§ **Exercise instructions**
Copy the records word for word, from the start through the line holding "bell-icon[interactable] [1080, 9, 1102, 31]", including that line.

** Start Provided records **

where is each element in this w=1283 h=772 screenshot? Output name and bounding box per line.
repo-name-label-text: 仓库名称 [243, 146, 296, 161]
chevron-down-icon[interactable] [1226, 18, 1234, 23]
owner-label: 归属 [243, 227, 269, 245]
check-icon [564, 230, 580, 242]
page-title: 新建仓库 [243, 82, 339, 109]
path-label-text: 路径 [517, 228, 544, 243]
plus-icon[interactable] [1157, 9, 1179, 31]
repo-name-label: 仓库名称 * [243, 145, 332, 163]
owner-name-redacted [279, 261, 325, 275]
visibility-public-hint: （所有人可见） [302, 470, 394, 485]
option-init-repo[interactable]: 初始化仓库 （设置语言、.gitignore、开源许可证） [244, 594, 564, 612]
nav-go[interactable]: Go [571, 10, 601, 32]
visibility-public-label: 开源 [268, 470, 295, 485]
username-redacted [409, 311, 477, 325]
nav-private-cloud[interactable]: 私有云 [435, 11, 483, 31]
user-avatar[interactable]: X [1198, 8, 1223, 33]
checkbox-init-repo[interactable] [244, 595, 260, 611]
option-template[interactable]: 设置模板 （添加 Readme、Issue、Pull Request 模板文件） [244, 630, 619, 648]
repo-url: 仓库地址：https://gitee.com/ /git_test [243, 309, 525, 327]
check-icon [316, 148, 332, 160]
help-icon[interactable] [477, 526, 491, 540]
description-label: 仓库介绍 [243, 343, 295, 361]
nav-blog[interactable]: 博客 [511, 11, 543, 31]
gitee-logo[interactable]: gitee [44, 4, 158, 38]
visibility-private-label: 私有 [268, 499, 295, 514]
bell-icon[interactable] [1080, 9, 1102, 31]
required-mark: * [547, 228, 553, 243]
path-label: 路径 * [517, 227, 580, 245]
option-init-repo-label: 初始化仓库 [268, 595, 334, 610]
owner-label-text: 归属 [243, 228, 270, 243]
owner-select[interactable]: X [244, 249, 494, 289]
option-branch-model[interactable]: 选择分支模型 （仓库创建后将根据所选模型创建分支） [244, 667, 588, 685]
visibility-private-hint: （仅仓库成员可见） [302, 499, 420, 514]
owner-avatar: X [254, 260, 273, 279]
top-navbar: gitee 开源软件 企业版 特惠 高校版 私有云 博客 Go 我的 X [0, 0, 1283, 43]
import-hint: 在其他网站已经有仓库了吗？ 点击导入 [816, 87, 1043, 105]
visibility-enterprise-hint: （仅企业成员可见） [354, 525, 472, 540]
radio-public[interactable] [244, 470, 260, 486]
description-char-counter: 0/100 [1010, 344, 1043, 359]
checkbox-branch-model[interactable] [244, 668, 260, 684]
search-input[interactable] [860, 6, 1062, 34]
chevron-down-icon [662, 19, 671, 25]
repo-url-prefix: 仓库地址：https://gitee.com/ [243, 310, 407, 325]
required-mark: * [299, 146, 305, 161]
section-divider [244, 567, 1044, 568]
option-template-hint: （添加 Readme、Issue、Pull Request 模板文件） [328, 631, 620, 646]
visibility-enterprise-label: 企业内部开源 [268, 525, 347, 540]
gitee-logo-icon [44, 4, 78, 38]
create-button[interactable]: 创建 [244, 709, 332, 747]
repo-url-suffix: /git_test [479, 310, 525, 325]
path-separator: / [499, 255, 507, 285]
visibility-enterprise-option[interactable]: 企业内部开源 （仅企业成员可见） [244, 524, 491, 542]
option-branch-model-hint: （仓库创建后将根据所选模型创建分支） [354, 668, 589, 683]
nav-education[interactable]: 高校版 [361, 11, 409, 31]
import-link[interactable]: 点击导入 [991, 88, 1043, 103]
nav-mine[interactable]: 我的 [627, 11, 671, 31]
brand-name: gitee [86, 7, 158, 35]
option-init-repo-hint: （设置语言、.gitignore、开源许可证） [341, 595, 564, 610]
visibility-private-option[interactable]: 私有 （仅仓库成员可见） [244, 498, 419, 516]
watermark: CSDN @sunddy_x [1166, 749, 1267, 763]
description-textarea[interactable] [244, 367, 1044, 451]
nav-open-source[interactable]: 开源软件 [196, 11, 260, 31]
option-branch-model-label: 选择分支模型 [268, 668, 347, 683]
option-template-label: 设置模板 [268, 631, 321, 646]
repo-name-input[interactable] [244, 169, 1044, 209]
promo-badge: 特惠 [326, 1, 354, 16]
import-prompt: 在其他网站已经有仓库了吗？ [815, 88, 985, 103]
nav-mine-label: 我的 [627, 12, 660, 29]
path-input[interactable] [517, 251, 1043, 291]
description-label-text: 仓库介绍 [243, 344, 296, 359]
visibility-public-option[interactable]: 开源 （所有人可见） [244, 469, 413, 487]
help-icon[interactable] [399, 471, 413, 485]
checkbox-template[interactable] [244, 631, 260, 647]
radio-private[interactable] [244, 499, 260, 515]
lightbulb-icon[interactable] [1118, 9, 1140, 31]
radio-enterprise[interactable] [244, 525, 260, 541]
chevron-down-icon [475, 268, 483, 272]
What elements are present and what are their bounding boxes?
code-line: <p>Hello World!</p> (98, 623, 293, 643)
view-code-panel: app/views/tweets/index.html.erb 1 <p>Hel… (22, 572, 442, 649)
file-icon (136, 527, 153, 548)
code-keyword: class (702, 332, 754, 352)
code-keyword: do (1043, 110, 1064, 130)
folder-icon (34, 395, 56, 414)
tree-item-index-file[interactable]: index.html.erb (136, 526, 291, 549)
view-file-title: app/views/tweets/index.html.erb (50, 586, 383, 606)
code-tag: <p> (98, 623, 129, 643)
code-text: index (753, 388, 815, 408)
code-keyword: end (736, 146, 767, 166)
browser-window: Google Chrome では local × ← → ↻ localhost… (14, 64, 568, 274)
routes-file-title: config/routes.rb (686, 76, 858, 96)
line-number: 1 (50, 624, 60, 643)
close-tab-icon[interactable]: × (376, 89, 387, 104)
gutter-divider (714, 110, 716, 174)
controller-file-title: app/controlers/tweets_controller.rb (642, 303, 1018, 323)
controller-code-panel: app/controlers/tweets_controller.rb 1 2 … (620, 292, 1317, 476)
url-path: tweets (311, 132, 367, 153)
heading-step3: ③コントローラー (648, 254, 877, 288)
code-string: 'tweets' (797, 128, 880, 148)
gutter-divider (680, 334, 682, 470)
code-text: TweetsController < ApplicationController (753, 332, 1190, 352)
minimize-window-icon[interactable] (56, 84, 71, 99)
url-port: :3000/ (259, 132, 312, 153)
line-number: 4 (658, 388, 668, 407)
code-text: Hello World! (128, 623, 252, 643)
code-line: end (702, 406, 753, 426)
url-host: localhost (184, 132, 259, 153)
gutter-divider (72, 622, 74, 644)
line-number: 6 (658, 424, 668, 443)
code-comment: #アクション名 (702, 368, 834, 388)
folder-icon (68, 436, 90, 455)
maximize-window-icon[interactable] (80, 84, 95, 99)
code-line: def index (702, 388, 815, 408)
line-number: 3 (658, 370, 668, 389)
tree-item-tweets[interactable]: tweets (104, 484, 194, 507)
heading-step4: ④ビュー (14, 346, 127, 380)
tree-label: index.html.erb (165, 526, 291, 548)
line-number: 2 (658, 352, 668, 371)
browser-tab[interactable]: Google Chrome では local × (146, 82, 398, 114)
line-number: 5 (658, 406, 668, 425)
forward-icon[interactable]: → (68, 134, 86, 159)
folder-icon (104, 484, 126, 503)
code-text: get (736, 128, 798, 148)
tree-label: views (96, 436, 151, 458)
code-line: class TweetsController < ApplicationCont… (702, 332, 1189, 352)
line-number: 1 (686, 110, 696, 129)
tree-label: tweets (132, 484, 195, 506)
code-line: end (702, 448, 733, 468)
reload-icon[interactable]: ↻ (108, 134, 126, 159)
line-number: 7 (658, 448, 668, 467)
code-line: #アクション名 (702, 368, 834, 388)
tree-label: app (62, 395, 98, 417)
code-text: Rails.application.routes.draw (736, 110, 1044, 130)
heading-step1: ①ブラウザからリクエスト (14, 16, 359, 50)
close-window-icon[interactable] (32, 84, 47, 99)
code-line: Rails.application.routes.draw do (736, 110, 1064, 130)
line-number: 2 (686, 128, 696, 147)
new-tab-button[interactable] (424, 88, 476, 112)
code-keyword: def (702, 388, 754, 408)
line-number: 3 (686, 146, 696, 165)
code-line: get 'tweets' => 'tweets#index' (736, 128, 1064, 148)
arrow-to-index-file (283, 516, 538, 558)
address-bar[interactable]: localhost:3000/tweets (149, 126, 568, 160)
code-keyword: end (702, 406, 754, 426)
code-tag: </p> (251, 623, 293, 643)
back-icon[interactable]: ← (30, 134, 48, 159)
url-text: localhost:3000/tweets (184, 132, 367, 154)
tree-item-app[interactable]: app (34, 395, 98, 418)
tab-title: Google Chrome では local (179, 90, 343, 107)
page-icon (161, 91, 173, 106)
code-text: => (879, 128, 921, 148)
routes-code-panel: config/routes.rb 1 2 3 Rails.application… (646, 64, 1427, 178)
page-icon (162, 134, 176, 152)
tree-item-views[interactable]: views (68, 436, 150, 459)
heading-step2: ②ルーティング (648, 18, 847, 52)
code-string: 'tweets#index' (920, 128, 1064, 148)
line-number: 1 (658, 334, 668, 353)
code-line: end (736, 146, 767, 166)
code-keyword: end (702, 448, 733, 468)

** End Provided records **

§ **Reply to the task**
where is each element in this w=1283 h=772 screenshot? Output name and bounding box per line.
repo-name-label-text: 仓库名称 [243, 146, 296, 161]
chevron-down-icon[interactable] [1226, 18, 1234, 23]
owner-label: 归属 [243, 227, 269, 245]
check-icon [564, 230, 580, 242]
page-title: 新建仓库 [243, 82, 339, 109]
path-label-text: 路径 [517, 228, 544, 243]
plus-icon[interactable] [1157, 9, 1179, 31]
repo-name-label: 仓库名称 * [243, 145, 332, 163]
owner-name-redacted [279, 261, 325, 275]
visibility-public-hint: （所有人可见） [302, 470, 394, 485]
option-init-repo[interactable]: 初始化仓库 （设置语言、.gitignore、开源许可证） [244, 594, 564, 612]
nav-go[interactable]: Go [571, 10, 601, 32]
visibility-public-label: 开源 [268, 470, 295, 485]
username-redacted [409, 311, 477, 325]
nav-private-cloud[interactable]: 私有云 [435, 11, 483, 31]
user-avatar[interactable]: X [1198, 8, 1223, 33]
checkbox-init-repo[interactable] [244, 595, 260, 611]
option-template[interactable]: 设置模板 （添加 Readme、Issue、Pull Request 模板文件） [244, 630, 619, 648]
repo-url: 仓库地址：https://gitee.com/ /git_test [243, 309, 525, 327]
check-icon [316, 148, 332, 160]
help-icon[interactable] [477, 526, 491, 540]
description-label: 仓库介绍 [243, 343, 295, 361]
nav-blog[interactable]: 博客 [511, 11, 543, 31]
gitee-logo[interactable]: gitee [44, 4, 158, 38]
visibility-private-label: 私有 [268, 499, 295, 514]
bell-icon[interactable] [1080, 9, 1102, 31]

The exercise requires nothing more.